DESCRIPTION OF THE TASK |
Write out the material exactly, without any of its pictures.
● ● ●
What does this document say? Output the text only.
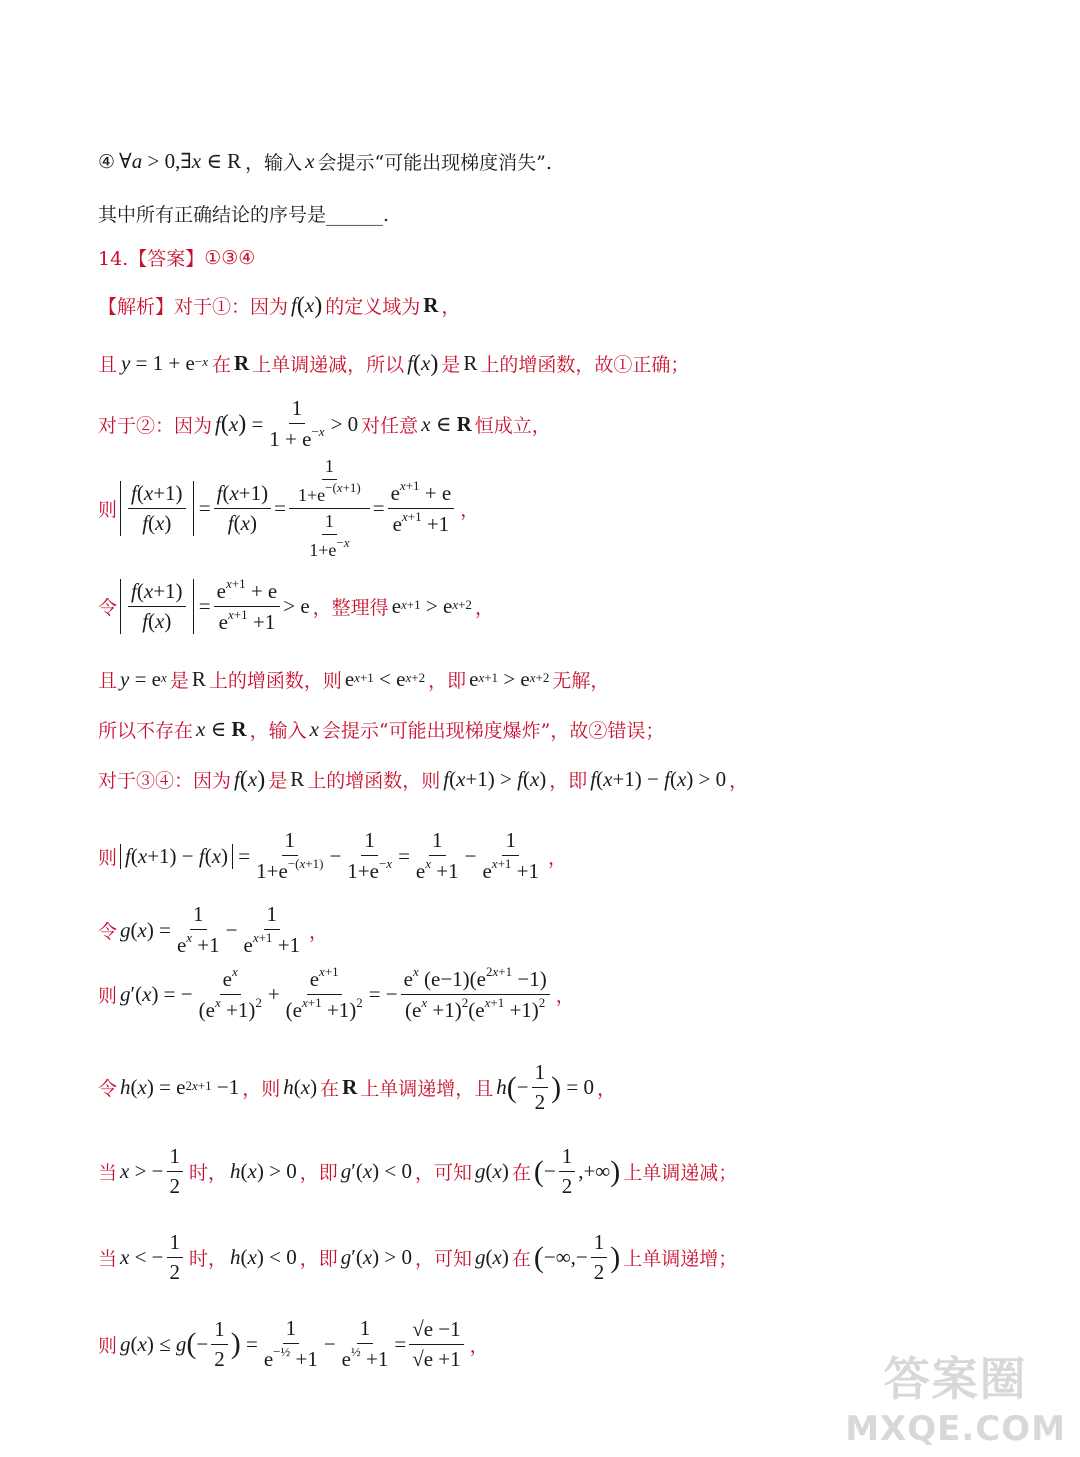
④ ∀ a > 0,∃ x ∈ R ，输入 x 会提示“可能出现梯度消失”.
其中所有正确结论的序号是______.
14.【答案】 ①③④
【解析】 对于①：因为 f ( x ) 的定义域为 R ，
且 $y = 1 + e^{-x}$ 在 R 上单调递减，所以 f ( x ) 是 R 上的增函数，故①正确；
对于②：因为 f ( x ) = $\frac{1}{1 + e^{-x}} > 0$ 对任意 x ∈ R 恒成立，
则 $\frac{f(x+1)}{f(x)} = \frac{f(x+1)}{f(x)} = \frac{\frac{1}{1+e^{-(x+1)}}}{\frac{1}{1+e^{-x}}} = \frac{e^{x+1} + e}{e^{x+1} +1}$ ，
令 $\frac{f(x+1)}{f(x)} = \frac{e^{x+1} + e}{e^{x+1} +1} > e$ ，整理得 e $^{x+1}$ > e $^{x+2}$ ，
且 y = e $^x$ 是 R 上的增函数，则 e $^{x+1}$ < e $^{x+2}$ ，即 e $^{x+1}$ > e $^{x+2}$ 无解，
所以不存在 x ∈ R ，输入 x 会提示“可能出现梯度爆炸”，故②错误；
对于③④：因为 f ( x ) 是 R 上的增函数，则 f ( x +1) > f ( x ) ，即 f ( x +1) − f ( x ) > 0 ，
则 f ( x +1) − f ( x ) = $\frac{1}{1+e^{-(x+1)}} - \frac{1}{1+e^{-x}} = \frac{1}{e^x +1} - \frac{1}{e^{x+1} +1}$ ，
令 g ( x ) = $\frac{1}{e^x +1} - \frac{1}{e^{x+1} +1}$ ，
则 g ′( x ) = − $\frac{e^x}{(e^x +1)^2} + \frac{e^{x+1}}{(e^{x+1} +1)^2}$ = − $\frac{e^x (e-1)(e^{2x+1} -1)}{(e^x +1)^2(e^{x+1} +1)^2}$ ，
令 h ( x ) = $e^{2x+1} -1$ ，则 h ( x ) 在 R 上单调递增，且 h ( − $\frac{1}{2}$ ) = 0 ，
当 x > − $\frac{1}{2}$ 时， h ( x ) > 0 ，即 g ′( x ) < 0 ，可知 g ( x ) 在 ( − $\frac{1}{2}$ ,+∞ ) 上单调递减；
当 x < − $\frac{1}{2}$ 时， h ( x ) < 0 ，即 g ′( x ) > 0 ，可知 g ( x ) 在 ( −∞,− $\frac{1}{2}$ ) 上单调递增；
则 g ( x ) ≤ g ( − $\frac{1}{2}$ ) = $\frac{1}{e^{-\frac{1}{2}} +1} - \frac{1}{e^{\frac{1}{2}} +1} = \frac{√e -1}{√e +1}$ ，
答案圈
MXQE.COM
● ● ●
FULL ANSWER |
What does this document say? Output the text only.
④ ∀ a > 0,∃ x ∈ R ，输入 x 会提示“可能出现梯度消失”.
其中所有正确结论的序号是______.
14.【答案】 ①③④
【解析】 对于①：因为 f ( x ) 的定义域为 R ，
且 $y = 1 + e^{-x}$ 在 R 上单调递减，所以 f ( x ) 是 R 上的增函数，故①正确；
对于②：因为 f ( x ) = $\frac{1}{1 + e^{-x}} > 0$ 对任意 x ∈ R 恒成立，
则 $\frac{f(x+1)}{f(x)} = \frac{f(x+1)}{f(x)} = \frac{\frac{1}{1+e^{-(x+1)}}}{\frac{1}{1+e^{-x}}} = \frac{e^{x+1} + e}{e^{x+1} +1}$ ，
令 $\frac{f(x+1)}{f(x)} = \frac{e^{x+1} + e}{e^{x+1} +1} > e$ ，整理得 e $^{x+1}$ > e $^{x+2}$ ，
且 y = e $^x$ 是 R 上的增函数，则 e $^{x+1}$ < e $^{x+2}$ ，即 e $^{x+1}$ > e $^{x+2}$ 无解，
所以不存在 x ∈ R ，输入 x 会提示“可能出现梯度爆炸”，故②错误；
对于③④：因为 f ( x ) 是 R 上的增函数，则 f ( x +1) > f ( x ) ，即 f ( x +1) − f ( x ) > 0 ，
则 f ( x +1) − f ( x ) = $\frac{1}{1+e^{-(x+1)}} - \frac{1}{1+e^{-x}} = \frac{1}{e^x +1} - \frac{1}{e^{x+1} +1}$ ，
令 g ( x ) = $\frac{1}{e^x +1} - \frac{1}{e^{x+1} +1}$ ，
则 g ′( x ) = − $\frac{e^x}{(e^x +1)^2} + \frac{e^{x+1}}{(e^{x+1} +1)^2}$ = − $\frac{e^x (e-1)(e^{2x+1} -1)}{(e^x +1)^2(e^{x+1} +1)^2}$ ，
令 h ( x ) = $e^{2x+1} -1$ ，则 h ( x ) 在 R 上单调递增，且 h ( − $\frac{1}{2}$ ) = 0 ，
当 x > − $\frac{1}{2}$ 时， h ( x ) > 0 ，即 g ′( x ) < 0 ，可知 g ( x ) 在 ( − $\frac{1}{2}$ ,+∞ ) 上单调递减；
当 x < − $\frac{1}{2}$ 时， h ( x ) < 0 ，即 g ′( x ) > 0 ，可知 g ( x ) 在 ( −∞,− $\frac{1}{2}$ ) 上单调递增；
则 g ( x ) ≤ g ( − $\frac{1}{2}$ ) = $\frac{1}{e^{-\frac{1}{2}} +1} - \frac{1}{e^{\frac{1}{2}} +1} = \frac{√e -1}{√e +1}$ ，
答案圈
MXQE.COM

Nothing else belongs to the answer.